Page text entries
# # # #

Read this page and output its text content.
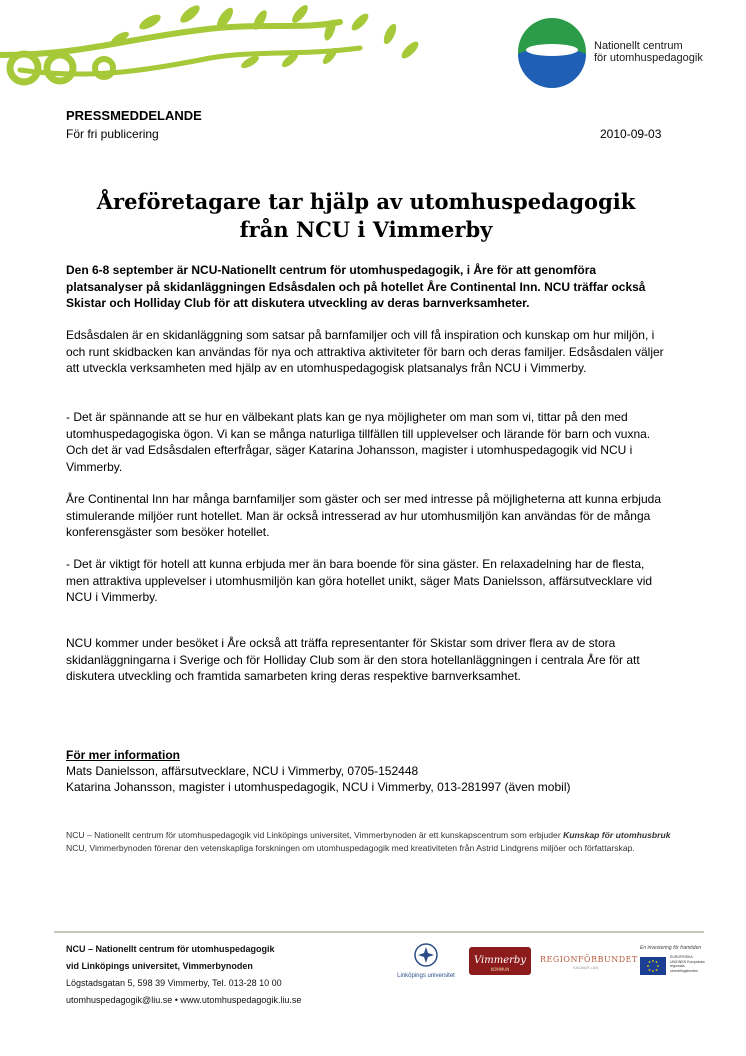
Nationellt centrum
för utomhuspedagogik
PRESSMEDDELANDE
För fri publicering	2010-09-03
Åreföretagare tar hjälp av utomhuspedagogik
från NCU i Vimmerby
Den 6-8 september är NCU-Nationellt centrum för utomhuspedagogik, i Åre för att genomföra platsanalyser på skidanläggningen Edsåsdalen och på hotellet Åre Continental Inn. NCU träffar också Skistar och Holliday Club för att diskutera utveckling av deras barnverksamheter.
Edsåsdalen är en skidanläggning som satsar på barnfamiljer och vill få inspiration och kunskap om hur miljön, i och runt skidbacken kan användas för nya och attraktiva aktiviteter för barn och deras familjer. Edsåsdalen väljer att utveckla verksamheten med hjälp av en utomhuspedagogisk platsanalys från NCU i Vimmerby.
- Det är spännande att se hur en välbekant plats kan ge nya möjligheter om man som vi, tittar på den med utomhuspedagogiska ögon. Vi kan se många naturliga tillfällen till upplevelser och lärande för barn och vuxna. Och det är vad Edsåsdalen efterfrågar, säger Katarina Johansson, magister i utomhuspedagogik vid NCU i Vimmerby.
Åre Continental Inn har många barnfamiljer som gäster och ser med intresse på möjligheterna att kunna erbjuda stimulerande miljöer runt hotellet. Man är också intresserad av hur utomhusmiljön kan användas för de många konferensgäster som besöker hotellet.
- Det är viktigt för hotell att kunna erbjuda mer än bara boende för sina gäster. En relaxadelning har de flesta, men attraktiva upplevelser i utomhusmiljön kan göra hotellet unikt, säger Mats Danielsson, affärsutvecklare vid NCU i Vimmerby.
NCU kommer under besöket i Åre också att träffa representanter för Skistar som driver flera av de stora skidanläggningarna i Sverige och för Holliday Club som är den stora hotellanläggningen i centrala Åre för att diskutera utveckling och framtida samarbeten kring deras respektive barnverksamhet.
För mer information
Mats Danielsson, affärsutvecklare, NCU i Vimmerby, 0705-152448
Katarina Johansson, magister i utomhuspedagogik, NCU i Vimmerby, 013-281997 (även mobil)
NCU – Nationellt centrum för utomhuspedagogik vid Linköpings universitet, Vimmerbynoden är ett kunskapscentrum som erbjuder Kunskap för utomhusbruk NCU, Vimmerbynoden förenar den vetenskapliga forskningen om utomhuspedagogik med kreativiteten från Astrid Lindgrens miljöer och författarskap.
NCU – Nationellt centrum för utomhuspedagogik
vid Linköpings universitet, Vimmerbynoden
Lögstadsgatan 5, 598 39 Vimmerby, Tel. 013-28 10 00
utomhuspedagogik@liu.se • www.utomhuspedagogik.liu.se
Linköpings universitet
Vimmerby
KOMMUN
REGIONFÖRBUNDET
KALMAR LÄN
En investering för framtiden
EUROPEISKA UNIONEN Europeiska regionala utvecklingsfonden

# # # #

**EXERCISE REQUIREMENTS**
Write out each entry above once more, exactly as written, and drop the pictures.

**RESPONSE TO THE EXERCISE**
Read this page and output its text content.
Nationellt centrum
för utomhuspedagogik
PRESSMEDDELANDE
För fri publicering	2010-09-03
Åreföretagare tar hjälp av utomhuspedagogik
från NCU i Vimmerby
Den 6-8 september är NCU-Nationellt centrum för utomhuspedagogik, i Åre för att genomföra platsanalyser på skidanläggningen Edsåsdalen och på hotellet Åre Continental Inn. NCU träffar också Skistar och Holliday Club för att diskutera utveckling av deras barnverksamheter.
Edsåsdalen är en skidanläggning som satsar på barnfamiljer och vill få inspiration och kunskap om hur miljön, i och runt skidbacken kan användas för nya och attraktiva aktiviteter för barn och deras familjer. Edsåsdalen väljer att utveckla verksamheten med hjälp av en utomhuspedagogisk platsanalys från NCU i Vimmerby.
- Det är spännande att se hur en välbekant plats kan ge nya möjligheter om man som vi, tittar på den med utomhuspedagogiska ögon. Vi kan se många naturliga tillfällen till upplevelser och lärande för barn och vuxna. Och det är vad Edsåsdalen efterfrågar, säger Katarina Johansson, magister i utomhuspedagogik vid NCU i Vimmerby.
Åre Continental Inn har många barnfamiljer som gäster och ser med intresse på möjligheterna att kunna erbjuda stimulerande miljöer runt hotellet. Man är också intresserad av hur utomhusmiljön kan användas för de många konferensgäster som besöker hotellet.
- Det är viktigt för hotell att kunna erbjuda mer än bara boende för sina gäster. En relaxadelning har de flesta, men attraktiva upplevelser i utomhusmiljön kan göra hotellet unikt, säger Mats Danielsson, affärsutvecklare vid NCU i Vimmerby.
NCU kommer under besöket i Åre också att träffa representanter för Skistar som driver flera av de stora skidanläggningarna i Sverige och för Holliday Club som är den stora hotellanläggningen i centrala Åre för att diskutera utveckling och framtida samarbeten kring deras respektive barnverksamhet.
För mer information
Mats Danielsson, affärsutvecklare, NCU i Vimmerby, 0705-152448
Katarina Johansson, magister i utomhuspedagogik, NCU i Vimmerby, 013-281997 (även mobil)
NCU – Nationellt centrum för utomhuspedagogik vid Linköpings universitet, Vimmerbynoden är ett kunskapscentrum som erbjuder Kunskap för utomhusbruk NCU, Vimmerbynoden förenar den vetenskapliga forskningen om utomhuspedagogik med kreativiteten från Astrid Lindgrens miljöer och författarskap.
NCU – Nationellt centrum för utomhuspedagogik
vid Linköpings universitet, Vimmerbynoden
Lögstadsgatan 5, 598 39 Vimmerby, Tel. 013-28 10 00
utomhuspedagogik@liu.se • www.utomhuspedagogik.liu.se
Linköpings universitet
Vimmerby
KOMMUN
REGIONFÖRBUNDET
KALMAR LÄN
En investering för framtiden
EUROPEISKA UNIONEN Europeiska regionala utvecklingsfonden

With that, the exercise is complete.